**Exercise prompt**
Your reply should be a single number: how many lines contain the string "omnes".

Collection entries:

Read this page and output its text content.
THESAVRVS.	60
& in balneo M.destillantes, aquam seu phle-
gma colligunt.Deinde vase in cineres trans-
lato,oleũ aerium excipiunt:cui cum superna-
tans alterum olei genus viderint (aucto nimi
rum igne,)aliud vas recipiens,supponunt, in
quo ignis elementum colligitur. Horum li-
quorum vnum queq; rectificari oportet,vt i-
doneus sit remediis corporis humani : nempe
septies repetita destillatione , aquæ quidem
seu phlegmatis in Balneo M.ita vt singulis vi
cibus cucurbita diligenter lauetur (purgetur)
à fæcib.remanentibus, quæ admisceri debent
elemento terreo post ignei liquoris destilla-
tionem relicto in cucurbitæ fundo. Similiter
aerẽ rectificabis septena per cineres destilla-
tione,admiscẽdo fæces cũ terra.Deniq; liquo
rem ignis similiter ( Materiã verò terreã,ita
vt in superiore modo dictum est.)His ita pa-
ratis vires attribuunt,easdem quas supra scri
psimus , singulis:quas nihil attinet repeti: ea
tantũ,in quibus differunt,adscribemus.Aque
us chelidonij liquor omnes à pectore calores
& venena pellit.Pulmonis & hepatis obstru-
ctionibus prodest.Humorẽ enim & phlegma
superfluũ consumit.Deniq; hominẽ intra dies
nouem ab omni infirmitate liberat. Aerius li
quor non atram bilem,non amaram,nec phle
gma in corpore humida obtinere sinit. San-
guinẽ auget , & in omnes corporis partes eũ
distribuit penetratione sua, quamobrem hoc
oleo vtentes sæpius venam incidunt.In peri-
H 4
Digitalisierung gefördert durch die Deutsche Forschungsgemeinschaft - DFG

**Result of this task**
2